**Task instructions**
Pictures are not part of the copy; repeat everything else in the records exactly.

**Material provided**
------------------------------------

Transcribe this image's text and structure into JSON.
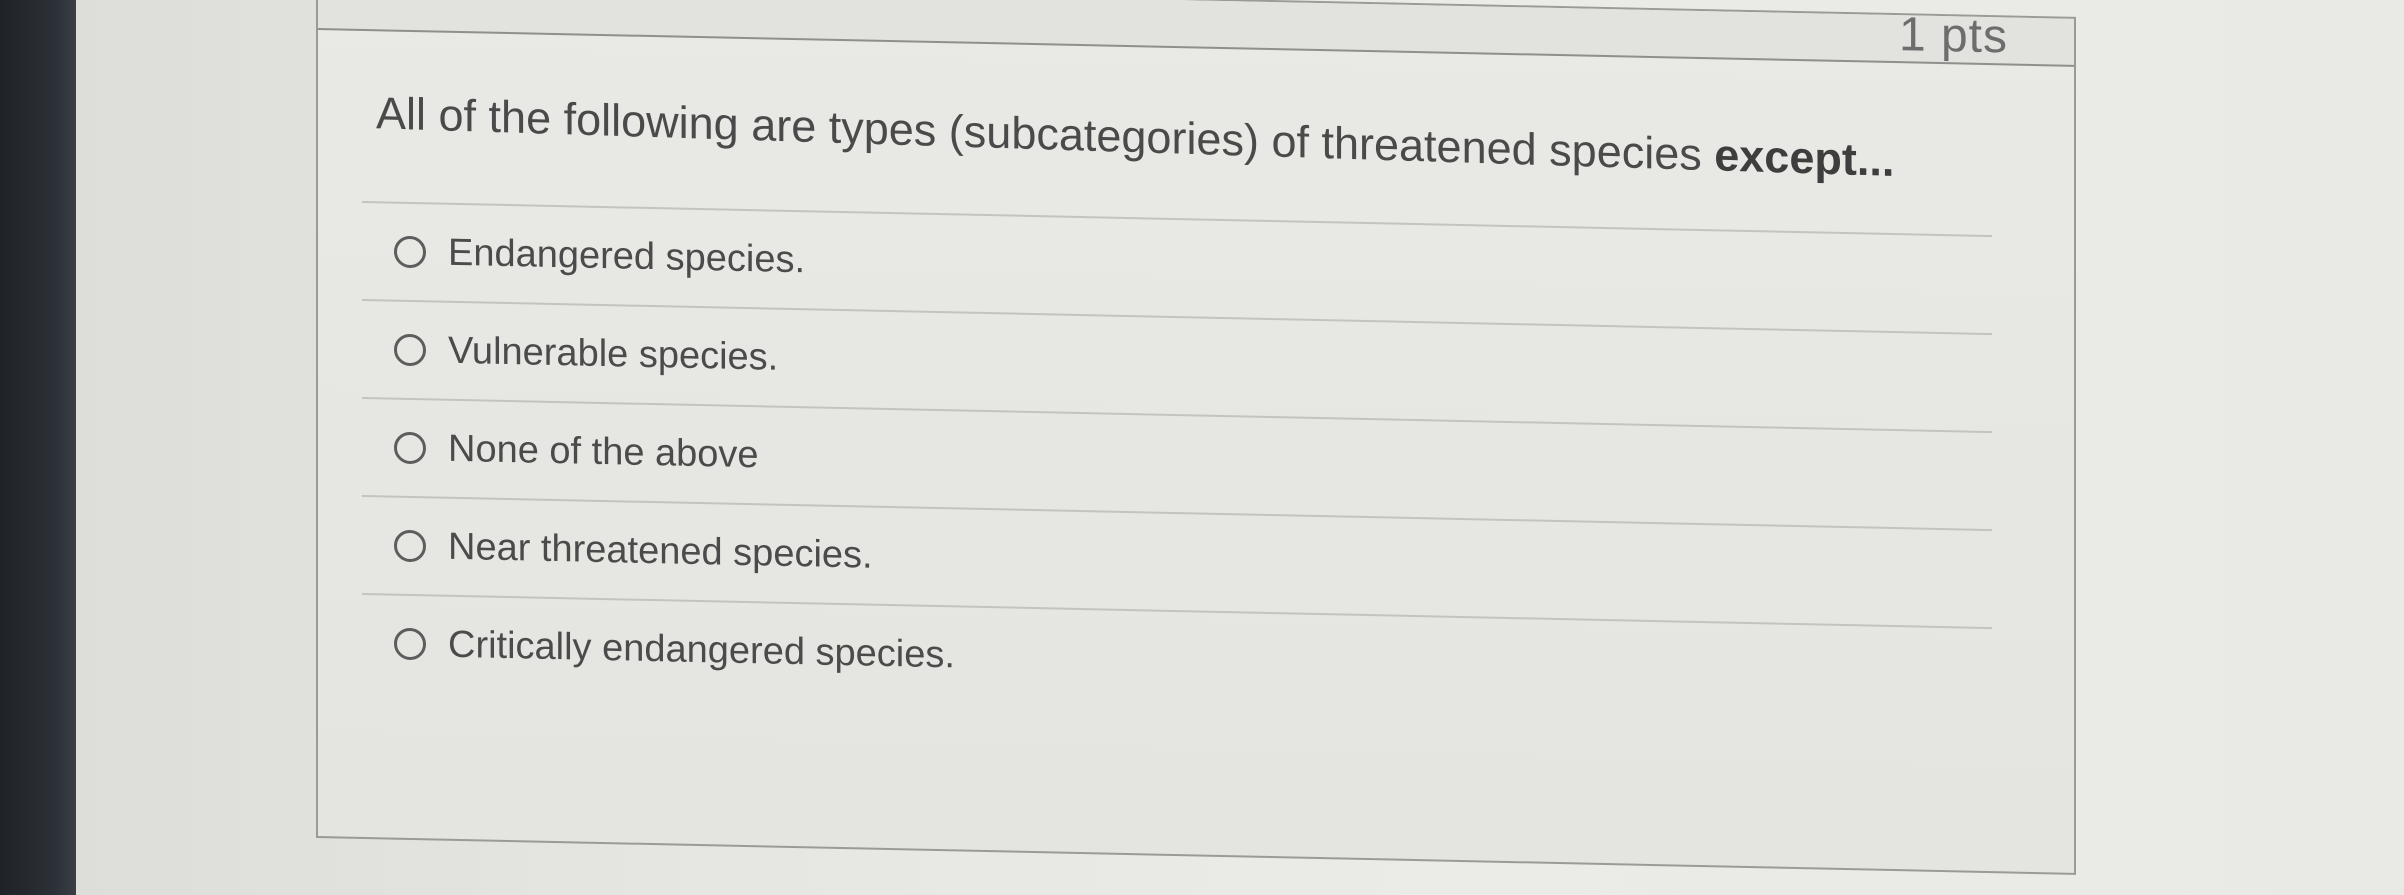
{
  "quiz": {
    "points_label": "1 pts",
    "question": {
      "text": "All of the following are types (subcategories) of threatened species ",
      "emphasis": "except..."
    },
    "answers": [
      {
        "label": "Endangered species."
      },
      {
        "label": "Vulnerable species."
      },
      {
        "label": "None of the above"
      },
      {
        "label": "Near threatened species."
      },
      {
        "label": "Critically endangered species."
      }
    ]
  }
}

------------------------------------

**Task solution**
Transcribe this image's text and structure into JSON.
{
  "quiz": {
    "points_label": "1 pts",
    "question": {
      "text": "All of the following are types (subcategories) of threatened species ",
      "emphasis": "except..."
    },
    "answers": [
      {
        "label": "Endangered species."
      },
      {
        "label": "Vulnerable species."
      },
      {
        "label": "None of the above"
      },
      {
        "label": "Near threatened species."
      },
      {
        "label": "Critically endangered species."
      }
    ]
  }
}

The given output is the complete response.